## START Records for this task
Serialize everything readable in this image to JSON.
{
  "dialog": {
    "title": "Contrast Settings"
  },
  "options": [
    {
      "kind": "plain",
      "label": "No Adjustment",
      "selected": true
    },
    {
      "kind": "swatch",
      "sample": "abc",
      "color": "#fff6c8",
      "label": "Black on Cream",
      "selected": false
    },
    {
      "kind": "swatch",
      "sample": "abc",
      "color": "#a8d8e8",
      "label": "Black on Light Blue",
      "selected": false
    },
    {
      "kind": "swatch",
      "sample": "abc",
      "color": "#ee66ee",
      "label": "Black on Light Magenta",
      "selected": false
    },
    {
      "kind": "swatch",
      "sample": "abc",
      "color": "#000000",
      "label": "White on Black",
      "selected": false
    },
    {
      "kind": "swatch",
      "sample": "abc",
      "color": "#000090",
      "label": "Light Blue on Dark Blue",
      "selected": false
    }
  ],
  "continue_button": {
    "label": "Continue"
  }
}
## END Records for this task
What is expected:
Print the entries exactly. Include every one.

Task solution:
Serialize everything readable in this image to JSON.
{
  "dialog": {
    "title": "Contrast Settings"
  },
  "options": [
    {
      "kind": "plain",
      "label": "No Adjustment",
      "selected": true
    },
    {
      "kind": "swatch",
      "sample": "abc",
      "color": "#fff6c8",
      "label": "Black on Cream",
      "selected": false
    },
    {
      "kind": "swatch",
      "sample": "abc",
      "color": "#a8d8e8",
      "label": "Black on Light Blue",
      "selected": false
    },
    {
      "kind": "swatch",
      "sample": "abc",
      "color": "#ee66ee",
      "label": "Black on Light Magenta",
      "selected": false
    },
    {
      "kind": "swatch",
      "sample": "abc",
      "color": "#000000",
      "label": "White on Black",
      "selected": false
    },
    {
      "kind": "swatch",
      "sample": "abc",
      "color": "#000090",
      "label": "Light Blue on Dark Blue",
      "selected": false
    }
  ],
  "continue_button": {
    "label": "Continue"
  }
}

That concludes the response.